▶ _PROBLEM TO WORK ON_: The records that follow should be retyped word for word.

▶ _RECORDS SUPPLIED_:
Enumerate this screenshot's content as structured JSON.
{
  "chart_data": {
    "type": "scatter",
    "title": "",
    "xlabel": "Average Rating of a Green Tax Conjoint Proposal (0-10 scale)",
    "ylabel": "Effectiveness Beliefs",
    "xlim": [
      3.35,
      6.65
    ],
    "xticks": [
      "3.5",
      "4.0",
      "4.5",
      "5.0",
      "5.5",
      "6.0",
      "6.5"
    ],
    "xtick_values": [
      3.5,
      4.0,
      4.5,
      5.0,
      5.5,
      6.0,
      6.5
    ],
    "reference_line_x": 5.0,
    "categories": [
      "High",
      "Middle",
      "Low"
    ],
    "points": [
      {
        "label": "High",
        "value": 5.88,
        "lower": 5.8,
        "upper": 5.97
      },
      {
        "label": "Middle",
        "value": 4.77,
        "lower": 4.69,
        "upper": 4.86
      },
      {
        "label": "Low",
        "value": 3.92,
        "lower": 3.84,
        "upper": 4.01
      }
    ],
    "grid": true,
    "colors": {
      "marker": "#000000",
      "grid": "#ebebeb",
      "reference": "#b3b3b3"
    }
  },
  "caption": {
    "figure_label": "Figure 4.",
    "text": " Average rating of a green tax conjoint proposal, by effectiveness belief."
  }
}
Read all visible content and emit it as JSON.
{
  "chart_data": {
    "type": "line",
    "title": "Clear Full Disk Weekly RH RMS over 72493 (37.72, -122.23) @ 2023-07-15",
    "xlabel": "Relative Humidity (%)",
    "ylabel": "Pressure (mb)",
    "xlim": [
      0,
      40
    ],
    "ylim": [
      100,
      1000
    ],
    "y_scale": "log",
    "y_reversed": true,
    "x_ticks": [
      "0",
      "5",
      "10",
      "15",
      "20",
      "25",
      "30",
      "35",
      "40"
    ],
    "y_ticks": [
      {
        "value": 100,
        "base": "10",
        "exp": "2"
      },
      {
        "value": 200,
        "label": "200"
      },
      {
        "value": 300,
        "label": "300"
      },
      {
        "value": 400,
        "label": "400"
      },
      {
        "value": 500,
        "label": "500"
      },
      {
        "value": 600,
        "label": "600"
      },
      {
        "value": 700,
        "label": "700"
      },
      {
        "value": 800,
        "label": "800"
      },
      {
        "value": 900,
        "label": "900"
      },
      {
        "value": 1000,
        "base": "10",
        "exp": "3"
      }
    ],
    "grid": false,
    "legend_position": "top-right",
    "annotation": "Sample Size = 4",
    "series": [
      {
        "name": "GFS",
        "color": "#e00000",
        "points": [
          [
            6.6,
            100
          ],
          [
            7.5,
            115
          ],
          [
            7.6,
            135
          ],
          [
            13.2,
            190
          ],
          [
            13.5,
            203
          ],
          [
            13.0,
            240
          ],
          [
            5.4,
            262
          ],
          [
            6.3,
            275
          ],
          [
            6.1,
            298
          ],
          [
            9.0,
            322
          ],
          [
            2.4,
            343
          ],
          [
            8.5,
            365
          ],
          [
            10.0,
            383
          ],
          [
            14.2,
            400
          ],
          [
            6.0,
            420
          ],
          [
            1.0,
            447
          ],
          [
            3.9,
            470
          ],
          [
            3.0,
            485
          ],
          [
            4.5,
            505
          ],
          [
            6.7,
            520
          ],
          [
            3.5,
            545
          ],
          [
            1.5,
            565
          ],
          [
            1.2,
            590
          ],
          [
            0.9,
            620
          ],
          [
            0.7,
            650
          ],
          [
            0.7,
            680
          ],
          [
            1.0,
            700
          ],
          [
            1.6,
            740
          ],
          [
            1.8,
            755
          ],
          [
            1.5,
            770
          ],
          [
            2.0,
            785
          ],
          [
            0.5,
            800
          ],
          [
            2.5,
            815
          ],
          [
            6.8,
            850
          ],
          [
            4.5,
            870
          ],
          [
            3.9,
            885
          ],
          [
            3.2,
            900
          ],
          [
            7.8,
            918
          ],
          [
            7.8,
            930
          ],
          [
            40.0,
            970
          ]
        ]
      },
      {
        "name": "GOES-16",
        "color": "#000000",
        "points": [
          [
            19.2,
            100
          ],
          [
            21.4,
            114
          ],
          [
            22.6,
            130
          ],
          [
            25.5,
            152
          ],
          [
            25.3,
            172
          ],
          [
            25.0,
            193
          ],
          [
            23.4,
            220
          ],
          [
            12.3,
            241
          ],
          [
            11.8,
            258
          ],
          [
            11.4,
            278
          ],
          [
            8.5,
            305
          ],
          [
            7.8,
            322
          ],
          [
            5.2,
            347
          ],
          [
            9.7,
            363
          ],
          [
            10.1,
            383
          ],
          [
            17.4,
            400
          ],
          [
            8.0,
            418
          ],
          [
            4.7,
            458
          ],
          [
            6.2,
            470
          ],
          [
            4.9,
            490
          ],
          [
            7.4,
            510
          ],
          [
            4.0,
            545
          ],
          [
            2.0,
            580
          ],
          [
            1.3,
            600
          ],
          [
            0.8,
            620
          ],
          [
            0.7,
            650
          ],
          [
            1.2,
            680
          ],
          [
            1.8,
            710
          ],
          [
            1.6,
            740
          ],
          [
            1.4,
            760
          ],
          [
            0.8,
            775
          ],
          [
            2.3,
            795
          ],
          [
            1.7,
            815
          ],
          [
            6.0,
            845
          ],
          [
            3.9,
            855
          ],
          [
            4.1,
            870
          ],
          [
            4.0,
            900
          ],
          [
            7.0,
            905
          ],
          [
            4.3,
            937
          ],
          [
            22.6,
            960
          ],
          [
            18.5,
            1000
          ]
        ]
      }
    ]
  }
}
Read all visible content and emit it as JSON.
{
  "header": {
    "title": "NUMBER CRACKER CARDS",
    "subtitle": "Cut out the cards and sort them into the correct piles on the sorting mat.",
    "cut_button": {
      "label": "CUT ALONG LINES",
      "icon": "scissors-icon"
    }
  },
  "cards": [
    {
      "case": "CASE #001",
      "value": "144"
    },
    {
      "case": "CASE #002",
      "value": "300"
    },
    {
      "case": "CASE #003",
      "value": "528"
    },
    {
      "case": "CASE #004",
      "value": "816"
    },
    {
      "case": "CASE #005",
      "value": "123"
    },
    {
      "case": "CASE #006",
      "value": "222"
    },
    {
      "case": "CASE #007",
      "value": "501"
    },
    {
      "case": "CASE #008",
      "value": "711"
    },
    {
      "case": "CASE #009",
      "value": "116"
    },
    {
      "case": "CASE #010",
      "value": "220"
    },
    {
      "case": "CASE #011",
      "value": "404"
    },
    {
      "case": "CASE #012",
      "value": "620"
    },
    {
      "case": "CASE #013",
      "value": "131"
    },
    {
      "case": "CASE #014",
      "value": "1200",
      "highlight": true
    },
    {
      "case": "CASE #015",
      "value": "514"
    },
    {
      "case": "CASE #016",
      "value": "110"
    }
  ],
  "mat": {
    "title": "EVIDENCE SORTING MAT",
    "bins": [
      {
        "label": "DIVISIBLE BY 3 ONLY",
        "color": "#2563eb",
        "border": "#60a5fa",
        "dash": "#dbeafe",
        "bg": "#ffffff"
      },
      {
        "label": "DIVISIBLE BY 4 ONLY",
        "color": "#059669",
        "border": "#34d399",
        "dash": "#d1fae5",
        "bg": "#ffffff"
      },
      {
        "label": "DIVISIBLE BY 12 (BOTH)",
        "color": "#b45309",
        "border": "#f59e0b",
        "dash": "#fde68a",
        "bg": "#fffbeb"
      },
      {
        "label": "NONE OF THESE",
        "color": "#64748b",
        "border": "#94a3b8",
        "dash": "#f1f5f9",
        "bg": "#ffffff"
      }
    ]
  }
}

▶ _FULL SOLUTION_:
Enumerate this screenshot's content as structured JSON.
{
  "chart_data": {
    "type": "scatter",
    "title": "",
    "xlabel": "Average Rating of a Green Tax Conjoint Proposal (0-10 scale)",
    "ylabel": "Effectiveness Beliefs",
    "xlim": [
      3.35,
      6.65
    ],
    "xticks": [
      "3.5",
      "4.0",
      "4.5",
      "5.0",
      "5.5",
      "6.0",
      "6.5"
    ],
    "xtick_values": [
      3.5,
      4.0,
      4.5,
      5.0,
      5.5,
      6.0,
      6.5
    ],
    "reference_line_x": 5.0,
    "categories": [
      "High",
      "Middle",
      "Low"
    ],
    "points": [
      {
        "label": "High",
        "value": 5.88,
        "lower": 5.8,
        "upper": 5.97
      },
      {
        "label": "Middle",
        "value": 4.77,
        "lower": 4.69,
        "upper": 4.86
      },
      {
        "label": "Low",
        "value": 3.92,
        "lower": 3.84,
        "upper": 4.01
      }
    ],
    "grid": true,
    "colors": {
      "marker": "#000000",
      "grid": "#ebebeb",
      "reference": "#b3b3b3"
    }
  },
  "caption": {
    "figure_label": "Figure 4.",
    "text": " Average rating of a green tax conjoint proposal, by effectiveness belief."
  }
}
Read all visible content and emit it as JSON.
{
  "chart_data": {
    "type": "line",
    "title": "Clear Full Disk Weekly RH RMS over 72493 (37.72, -122.23) @ 2023-07-15",
    "xlabel": "Relative Humidity (%)",
    "ylabel": "Pressure (mb)",
    "xlim": [
      0,
      40
    ],
    "ylim": [
      100,
      1000
    ],
    "y_scale": "log",
    "y_reversed": true,
    "x_ticks": [
      "0",
      "5",
      "10",
      "15",
      "20",
      "25",
      "30",
      "35",
      "40"
    ],
    "y_ticks": [
      {
        "value": 100,
        "base": "10",
        "exp": "2"
      },
      {
        "value": 200,
        "label": "200"
      },
      {
        "value": 300,
        "label": "300"
      },
      {
        "value": 400,
        "label": "400"
      },
      {
        "value": 500,
        "label": "500"
      },
      {
        "value": 600,
        "label": "600"
      },
      {
        "value": 700,
        "label": "700"
      },
      {
        "value": 800,
        "label": "800"
      },
      {
        "value": 900,
        "label": "900"
      },
      {
        "value": 1000,
        "base": "10",
        "exp": "3"
      }
    ],
    "grid": false,
    "legend_position": "top-right",
    "annotation": "Sample Size = 4",
    "series": [
      {
        "name": "GFS",
        "color": "#e00000",
        "points": [
          [
            6.6,
            100
          ],
          [
            7.5,
            115
          ],
          [
            7.6,
            135
          ],
          [
            13.2,
            190
          ],
          [
            13.5,
            203
          ],
          [
            13.0,
            240
          ],
          [
            5.4,
            262
          ],
          [
            6.3,
            275
          ],
          [
            6.1,
            298
          ],
          [
            9.0,
            322
          ],
          [
            2.4,
            343
          ],
          [
            8.5,
            365
          ],
          [
            10.0,
            383
          ],
          [
            14.2,
            400
          ],
          [
            6.0,
            420
          ],
          [
            1.0,
            447
          ],
          [
            3.9,
            470
          ],
          [
            3.0,
            485
          ],
          [
            4.5,
            505
          ],
          [
            6.7,
            520
          ],
          [
            3.5,
            545
          ],
          [
            1.5,
            565
          ],
          [
            1.2,
            590
          ],
          [
            0.9,
            620
          ],
          [
            0.7,
            650
          ],
          [
            0.7,
            680
          ],
          [
            1.0,
            700
          ],
          [
            1.6,
            740
          ],
          [
            1.8,
            755
          ],
          [
            1.5,
            770
          ],
          [
            2.0,
            785
          ],
          [
            0.5,
            800
          ],
          [
            2.5,
            815
          ],
          [
            6.8,
            850
          ],
          [
            4.5,
            870
          ],
          [
            3.9,
            885
          ],
          [
            3.2,
            900
          ],
          [
            7.8,
            918
          ],
          [
            7.8,
            930
          ],
          [
            40.0,
            970
          ]
        ]
      },
      {
        "name": "GOES-16",
        "color": "#000000",
        "points": [
          [
            19.2,
            100
          ],
          [
            21.4,
            114
          ],
          [
            22.6,
            130
          ],
          [
            25.5,
            152
          ],
          [
            25.3,
            172
          ],
          [
            25.0,
            193
          ],
          [
            23.4,
            220
          ],
          [
            12.3,
            241
          ],
          [
            11.8,
            258
          ],
          [
            11.4,
            278
          ],
          [
            8.5,
            305
          ],
          [
            7.8,
            322
          ],
          [
            5.2,
            347
          ],
          [
            9.7,
            363
          ],
          [
            10.1,
            383
          ],
          [
            17.4,
            400
          ],
          [
            8.0,
            418
          ],
          [
            4.7,
            458
          ],
          [
            6.2,
            470
          ],
          [
            4.9,
            490
          ],
          [
            7.4,
            510
          ],
          [
            4.0,
            545
          ],
          [
            2.0,
            580
          ],
          [
            1.3,
            600
          ],
          [
            0.8,
            620
          ],
          [
            0.7,
            650
          ],
          [
            1.2,
            680
          ],
          [
            1.8,
            710
          ],
          [
            1.6,
            740
          ],
          [
            1.4,
            760
          ],
          [
            0.8,
            775
          ],
          [
            2.3,
            795
          ],
          [
            1.7,
            815
          ],
          [
            6.0,
            845
          ],
          [
            3.9,
            855
          ],
          [
            4.1,
            870
          ],
          [
            4.0,
            900
          ],
          [
            7.0,
            905
          ],
          [
            4.3,
            937
          ],
          [
            22.6,
            960
          ],
          [
            18.5,
            1000
          ]
        ]
      }
    ]
  }
}
Read all visible content and emit it as JSON.
{
  "header": {
    "title": "NUMBER CRACKER CARDS",
    "subtitle": "Cut out the cards and sort them into the correct piles on the sorting mat.",
    "cut_button": {
      "label": "CUT ALONG LINES",
      "icon": "scissors-icon"
    }
  },
  "cards": [
    {
      "case": "CASE #001",
      "value": "144"
    },
    {
      "case": "CASE #002",
      "value": "300"
    },
    {
      "case": "CASE #003",
      "value": "528"
    },
    {
      "case": "CASE #004",
      "value": "816"
    },
    {
      "case": "CASE #005",
      "value": "123"
    },
    {
      "case": "CASE #006",
      "value": "222"
    },
    {
      "case": "CASE #007",
      "value": "501"
    },
    {
      "case": "CASE #008",
      "value": "711"
    },
    {
      "case": "CASE #009",
      "value": "116"
    },
    {
      "case": "CASE #010",
      "value": "220"
    },
    {
      "case": "CASE #011",
      "value": "404"
    },
    {
      "case": "CASE #012",
      "value": "620"
    },
    {
      "case": "CASE #013",
      "value": "131"
    },
    {
      "case": "CASE #014",
      "value": "1200",
      "highlight": true
    },
    {
      "case": "CASE #015",
      "value": "514"
    },
    {
      "case": "CASE #016",
      "value": "110"
    }
  ],
  "mat": {
    "title": "EVIDENCE SORTING MAT",
    "bins": [
      {
        "label": "DIVISIBLE BY 3 ONLY",
        "color": "#2563eb",
        "border": "#60a5fa",
        "dash": "#dbeafe",
        "bg": "#ffffff"
      },
      {
        "label": "DIVISIBLE BY 4 ONLY",
        "color": "#059669",
        "border": "#34d399",
        "dash": "#d1fae5",
        "bg": "#ffffff"
      },
      {
        "label": "DIVISIBLE BY 12 (BOTH)",
        "color": "#b45309",
        "border": "#f59e0b",
        "dash": "#fde68a",
        "bg": "#fffbeb"
      },
      {
        "label": "NONE OF THESE",
        "color": "#64748b",
        "border": "#94a3b8",
        "dash": "#f1f5f9",
        "bg": "#ffffff"
      }
    ]
  }
}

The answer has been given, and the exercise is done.